## DATA:
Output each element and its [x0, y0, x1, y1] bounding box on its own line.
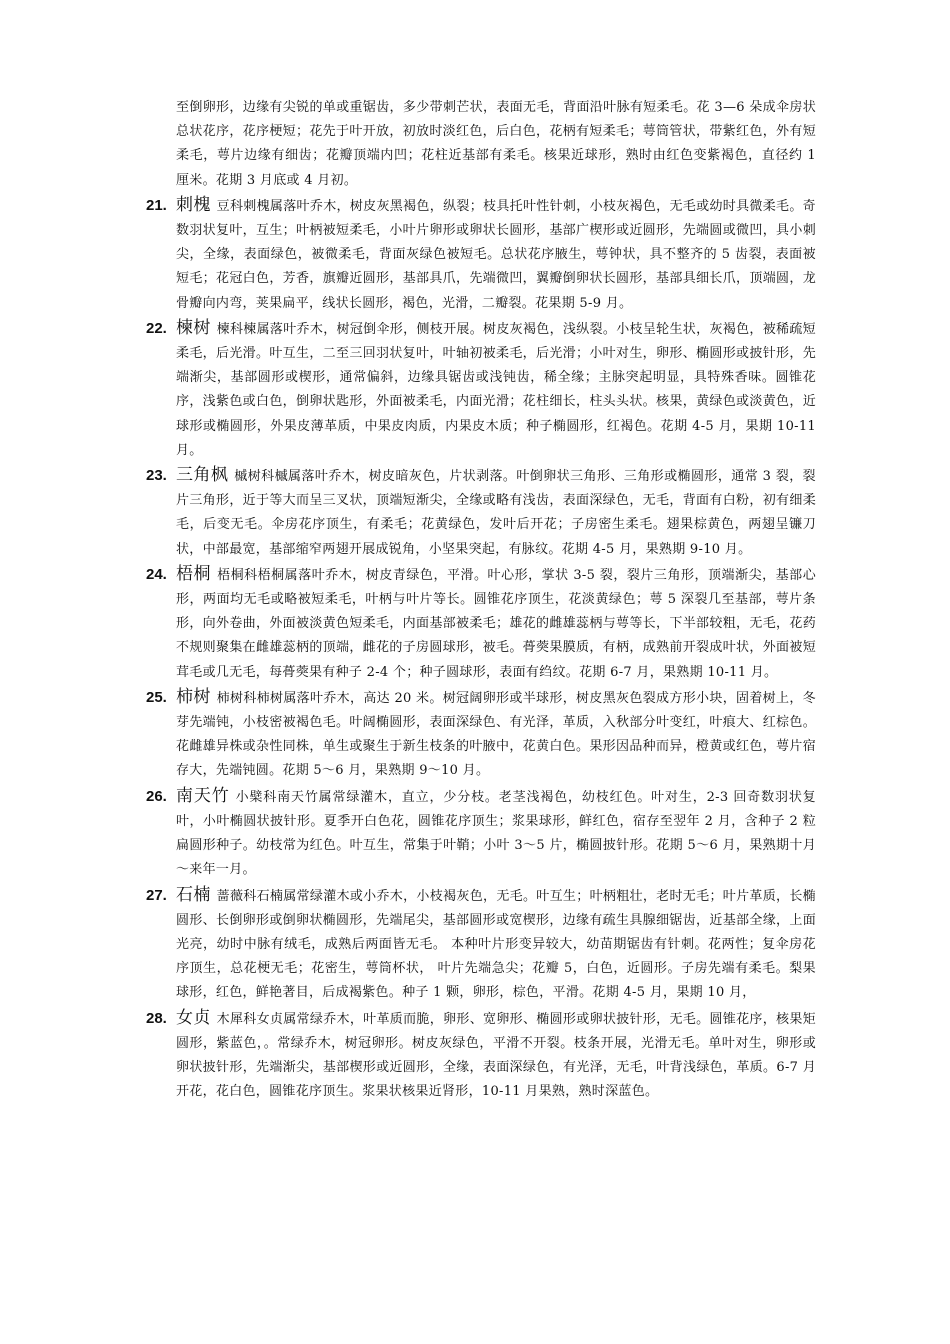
- entry-21: [146, 193, 816, 316]
- page-content: [146, 96, 816, 1104]
- entry-description: 蔷薇科石楠属常绿灌木或小乔木，小枝褐灰色，无毛。叶互生；叶柄粗壮，老时无毛；叶片革质，长椭圆形、长倒卵形或倒卵状椭圆形，先端尾尖，基部圆形或宽楔形，边缘有疏生具腺细锯齿，近基部全缘，上面光亮，幼时中脉有绒毛，成熟后两面皆无毛。 本种叶片形变异较大，幼苗期锯齿有针刺。花两性；复伞房花序顶生，总花梗无毛；花密生，萼筒杯状， 叶片先端急尖；花瓣 5，白色，近圆形。子房先端有柔毛。梨果球形，红色，鲜艳著目，后成褐紫色。种子 1 颗，卵形，棕色，平滑。花期 4-5 月，果期 10 月，: [176, 888, 816, 1001]
- entry-23: [146, 463, 816, 562]
- entry-26: [146, 784, 816, 883]
- entry-28: [146, 1006, 816, 1105]
- entry-description: 豆科刺槐属落叶乔木，树皮灰黑褐色，纵裂；枝具托叶性针刺，小枝灰褐色，无毛或幼时具微柔毛。奇数羽状复叶，互生；叶柄被短柔毛，小叶片卵形或卵状长圆形，基部广楔形或近圆形，先端圆或微凹，具小刺尖，全缘，表面绿色，被微柔毛，背面灰绿色被短毛。总状花序腋生，萼钟状，具不整齐的 5 齿裂，表面被短毛；花冠白色，芳香，旗瓣近圆形，基部具爪，先端微凹，翼瓣倒卵状长圆形，基部具细长爪，顶端圆，龙骨瓣向内弯，荚果扁平，线状长圆形，褐色，光滑，二瓣裂。花果期 5-9 月。: [176, 198, 816, 311]
- entry-description: 梧桐科梧桐属落叶乔木，树皮青绿色，平滑。叶心形，掌状 3-5 裂，裂片三角形，顶端渐尖，基部心形，两面均无毛或略被短柔毛，叶柄与叶片等长。圆锥花序顶生，花淡黄绿色；萼 5 深裂几至基部，萼片条形，向外卷曲，外面被淡黄色短柔毛，内面基部被柔毛；雄花的雌雄蕊柄与萼等长，下半部较粗，无毛，花药不规则聚集在雌雄蕊柄的顶端，雌花的子房圆球形，被毛。蓇葖果膜质，有柄，成熟前开裂成叶状，外面被短茸毛或几无毛，每蓇葖果有种子 2-4 个；种子圆球形，表面有绉纹。花期 6-7 月，果熟期 10-11 月。: [176, 567, 816, 680]
- entry-number: 22.: [146, 319, 167, 337]
- entry-27: [146, 883, 816, 1006]
- intro-paragraph: 至倒卵形，边缘有尖锐的单或重锯齿，多少带刺芒状，表面无毛，背面沿叶脉有短柔毛。花 3—6 朵成伞房状总状花序，花序梗短；花先于叶开放，初放时淡红色，后白色，花柄有短柔毛；萼筒管状，带紫红色，外有短柔毛，萼片边缘有细齿；花瓣顶端内凹；花柱近基部有柔毛。核果近球形，熟时由红色变紫褐色，直径约 1 厘米。花期 3 月底或 4 月初。: [176, 100, 816, 188]
- entry-description: 柿树科柿树属落叶乔木，高达 20 米。树冠阔卵形或半球形，树皮黑灰色裂成方形小块，固着树上，冬芽先端钝，小枝密被褐色毛。叶阔椭圆形，表面深绿色、有光泽，革质，入秋部分叶变红，叶痕大、红棕色。花雌雄异株或杂性同株，单生或聚生于新生枝条的叶腋中，花黄白色。果形因品种而异，橙黄或红色，萼片宿存大，先端钝圆。花期 5～6 月，果熟期 9～10 月。: [176, 690, 816, 779]
- entry-name: 柿树: [176, 686, 211, 707]
- entry-number: 28.: [146, 1009, 167, 1027]
- entry-name: 楝树: [176, 317, 211, 338]
- entry-name: 三角枫: [176, 465, 229, 486]
- entry-number: 24.: [146, 565, 167, 583]
- entry-number: 23.: [146, 467, 167, 485]
- entry-description: 小檗科南天竹属常绿灌木，直立，少分枝。老茎浅褐色，幼枝红色。叶对生，2-3 回奇数羽状复叶，小叶椭圆状披针形。夏季开白色花，圆锥花序顶生；浆果球形，鲜红色，宿存至翌年 2 月，含种子 2 粒扁圆形种子。幼枝常为红色。叶互生，常集于叶鞘；小叶 3～5 片，椭圆披针形。花期 5～6 月，果熟期十月～来年一月。: [176, 789, 816, 878]
- entry-name: 石楠: [176, 884, 211, 905]
- entry-number: 26.: [146, 787, 167, 805]
- entry-description: 槭树科槭属落叶乔木，树皮暗灰色，片状剥落。叶倒卵状三角形、三角形或椭圆形，通常 3 裂，裂片三角形，近于等大而呈三叉状，顶端短渐尖，全缘或略有浅齿，表面深绿色，无毛，背面有白粉，初有细柔毛，后变无毛。伞房花序顶生，有柔毛；花黄绿色，发叶后开花；子房密生柔毛。翅果棕黄色，两翅呈镰刀状，中部最宽，基部缩窄两翅开展成锐角，小坚果突起，有脉纹。花期 4-5 月，果熟期 9-10 月。: [176, 469, 816, 557]
- entry-name: 南天竹: [176, 785, 230, 806]
- entry-number: 27.: [146, 886, 167, 904]
- entry-number: 25.: [146, 688, 167, 706]
- entry-description: 木犀科女贞属常绿乔木，叶革质而脆，卵形、宽卵形、椭圆形或卵状披针形，无毛。圆锥花序，核果矩圆形，紫蓝色，。常绿乔木，树冠卵形。树皮灰绿色，平滑不开裂。枝条开展，光滑无毛。单叶对生，卵形或卵状披针形，先端渐尖，基部楔形或近圆形，全缘，表面深绿色，有光泽，无毛，叶背浅绿色，革质。6-7 月开花，花白色，圆锥花序顶生。浆果状核果近肾形，10-11 月果熟，熟时深蓝色。: [176, 1011, 816, 1100]
- entry-25: [146, 685, 816, 784]
- entry-22: [146, 316, 816, 463]
- entry-description: 楝科楝属落叶乔木，树冠倒伞形，侧枝开展。树皮灰褐色，浅纵裂。小枝呈轮生状，灰褐色，被稀疏短柔毛，后光滑。叶互生，二至三回羽状复叶，叶轴初被柔毛，后光滑；小叶对生，卵形、椭圆形或披针形，先端渐尖，基部圆形或楔形，通常偏斜，边缘具锯齿或浅钝齿，稀全缘；主脉突起明显，具特殊香味。圆锥花序，浅紫色或白色，倒卵状匙形，外面被柔毛，内面光滑；花柱细长，柱头头状。核果，黄绿色或淡黄色，近球形或椭圆形，外果皮薄革质，中果皮肉质，内果皮木质；种子椭圆形，红褐色。花期 4-5 月，果期 10-11 月。: [176, 321, 816, 458]
- entry-24: [146, 562, 816, 685]
- entry-name: 梧桐: [176, 563, 212, 584]
- entry-name: 女贞: [176, 1007, 211, 1028]
- entry-number: 21.: [146, 196, 167, 214]
- entry-name: 刺槐: [176, 194, 211, 215]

## WORK TO BE COMPLETED:
Render the item lines as a numbered list, starting with the line with "- entry-21: [146, 193, 816, 316]" and going on through the line with "- entry-27: [146, 883, 816, 1006]", with any blank lines left out.

## RESPONSE TO THE TASK:
1. - entry-21: [146, 193, 816, 316]
2. - page-content: [146, 96, 816, 1104]
3. - entry-description: 蔷薇科石楠属常绿灌木或小乔木，小枝褐灰色，无毛。叶互生；叶柄粗壮，老时无毛；叶片革质，长椭圆形、长倒卵形或倒卵状椭圆形，先端尾尖，基部圆形或宽楔形，边缘有疏生具腺细锯齿，近基部全缘，上面光亮，幼时中脉有绒毛，成熟后两面皆无毛。 本种叶片形变异较大，幼苗期锯齿有针刺。花两性；复伞房花序顶生，总花梗无毛；花密生，萼筒杯状， 叶片先端急尖；花瓣 5，白色，近圆形。子房先端有柔毛。梨果球形，红色，鲜艳著目，后成褐紫色。种子 1 颗，卵形，棕色，平滑。花期 4-5 月，果期 10 月，: [176, 888, 816, 1001]
4. - entry-23: [146, 463, 816, 562]
5. - entry-26: [146, 784, 816, 883]
6. - entry-28: [146, 1006, 816, 1105]
7. - entry-description: 豆科刺槐属落叶乔木，树皮灰黑褐色，纵裂；枝具托叶性针刺，小枝灰褐色，无毛或幼时具微柔毛。奇数羽状复叶，互生；叶柄被短柔毛，小叶片卵形或卵状长圆形，基部广楔形或近圆形，先端圆或微凹，具小刺尖，全缘，表面绿色，被微柔毛，背面灰绿色被短毛。总状花序腋生，萼钟状，具不整齐的 5 齿裂，表面被短毛；花冠白色，芳香，旗瓣近圆形，基部具爪，先端微凹，翼瓣倒卵状长圆形，基部具细长爪，顶端圆，龙骨瓣向内弯，荚果扁平，线状长圆形，褐色，光滑，二瓣裂。花果期 5-9 月。: [176, 198, 816, 311]
8. - entry-description: 梧桐科梧桐属落叶乔木，树皮青绿色，平滑。叶心形，掌状 3-5 裂，裂片三角形，顶端渐尖，基部心形，两面均无毛或略被短柔毛，叶柄与叶片等长。圆锥花序顶生，花淡黄绿色；萼 5 深裂几至基部，萼片条形，向外卷曲，外面被淡黄色短柔毛，内面基部被柔毛；雄花的雌雄蕊柄与萼等长，下半部较粗，无毛，花药不规则聚集在雌雄蕊柄的顶端，雌花的子房圆球形，被毛。蓇葖果膜质，有柄，成熟前开裂成叶状，外面被短茸毛或几无毛，每蓇葖果有种子 2-4 个；种子圆球形，表面有绉纹。花期 6-7 月，果熟期 10-11 月。: [176, 567, 816, 680]
9. - entry-number: 22.: [146, 319, 167, 337]
10. - entry-27: [146, 883, 816, 1006]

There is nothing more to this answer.